-------- Task inputs --------

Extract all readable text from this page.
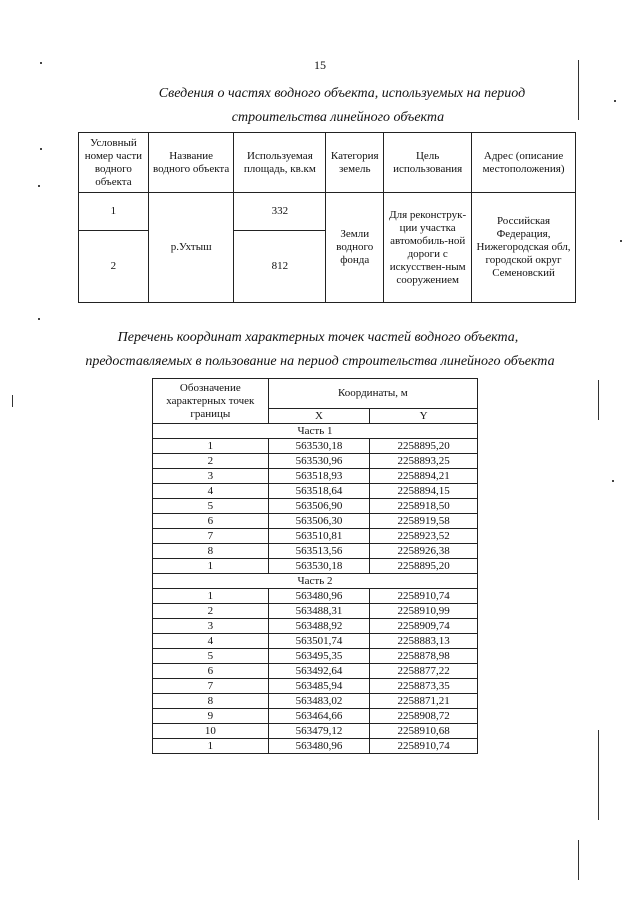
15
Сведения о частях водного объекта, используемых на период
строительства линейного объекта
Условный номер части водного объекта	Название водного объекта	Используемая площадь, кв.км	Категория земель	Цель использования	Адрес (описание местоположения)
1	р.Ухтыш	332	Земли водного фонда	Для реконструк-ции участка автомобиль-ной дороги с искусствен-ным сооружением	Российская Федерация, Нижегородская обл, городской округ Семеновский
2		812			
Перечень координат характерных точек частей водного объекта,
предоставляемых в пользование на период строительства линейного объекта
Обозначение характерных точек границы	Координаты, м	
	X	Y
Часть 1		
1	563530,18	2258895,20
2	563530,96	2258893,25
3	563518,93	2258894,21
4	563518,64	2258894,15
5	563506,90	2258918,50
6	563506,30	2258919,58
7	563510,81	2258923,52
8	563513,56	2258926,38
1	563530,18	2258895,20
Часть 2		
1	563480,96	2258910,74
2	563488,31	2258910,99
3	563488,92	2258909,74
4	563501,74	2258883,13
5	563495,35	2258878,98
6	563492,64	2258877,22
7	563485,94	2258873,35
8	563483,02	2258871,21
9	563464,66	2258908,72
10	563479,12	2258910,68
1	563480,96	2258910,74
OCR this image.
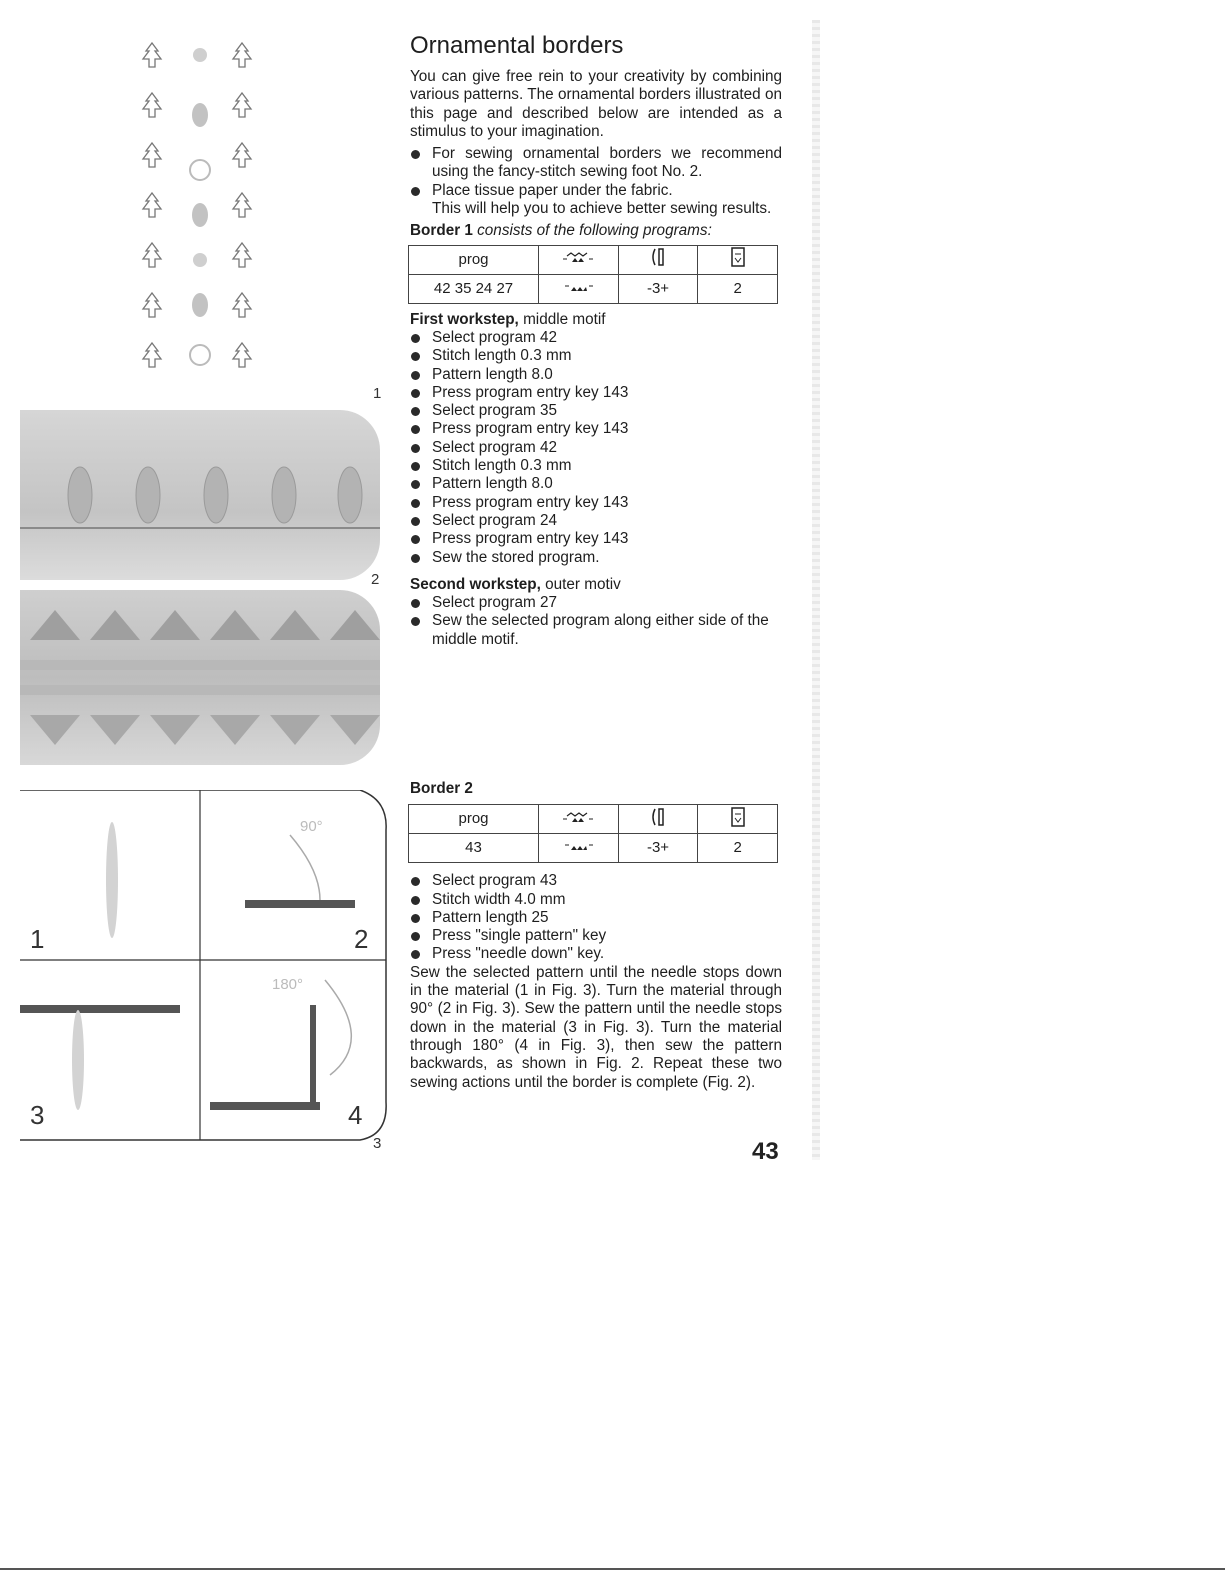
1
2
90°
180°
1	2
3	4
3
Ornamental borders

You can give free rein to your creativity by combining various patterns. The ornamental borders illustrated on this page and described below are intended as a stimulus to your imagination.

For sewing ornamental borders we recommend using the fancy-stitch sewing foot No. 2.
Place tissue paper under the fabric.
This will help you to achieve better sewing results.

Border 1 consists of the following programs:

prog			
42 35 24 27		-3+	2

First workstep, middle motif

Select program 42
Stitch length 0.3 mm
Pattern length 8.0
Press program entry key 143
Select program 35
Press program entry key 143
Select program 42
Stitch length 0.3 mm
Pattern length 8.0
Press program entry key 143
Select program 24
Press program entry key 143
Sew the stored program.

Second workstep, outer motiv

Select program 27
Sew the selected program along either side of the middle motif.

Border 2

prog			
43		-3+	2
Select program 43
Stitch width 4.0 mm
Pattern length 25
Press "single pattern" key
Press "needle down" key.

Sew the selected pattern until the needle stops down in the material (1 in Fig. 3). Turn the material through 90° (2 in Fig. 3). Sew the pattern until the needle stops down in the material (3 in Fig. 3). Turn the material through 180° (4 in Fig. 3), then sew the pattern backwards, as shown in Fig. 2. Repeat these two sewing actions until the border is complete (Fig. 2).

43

--------
-------- Task inputs --------

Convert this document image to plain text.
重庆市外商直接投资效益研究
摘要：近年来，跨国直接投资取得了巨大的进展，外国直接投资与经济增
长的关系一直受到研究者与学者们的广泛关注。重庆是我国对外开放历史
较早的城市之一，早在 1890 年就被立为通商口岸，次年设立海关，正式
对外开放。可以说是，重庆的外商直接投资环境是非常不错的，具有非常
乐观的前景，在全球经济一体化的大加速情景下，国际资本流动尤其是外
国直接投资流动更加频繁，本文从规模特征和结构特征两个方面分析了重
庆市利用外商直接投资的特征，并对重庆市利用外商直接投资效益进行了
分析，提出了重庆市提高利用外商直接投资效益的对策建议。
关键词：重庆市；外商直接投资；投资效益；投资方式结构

--------

Your goal
Using the material above, gather every line that includes "линейного".

Answer in full
строительства линейного объекта
предоставляемых в пользование на период строительства линейного объекта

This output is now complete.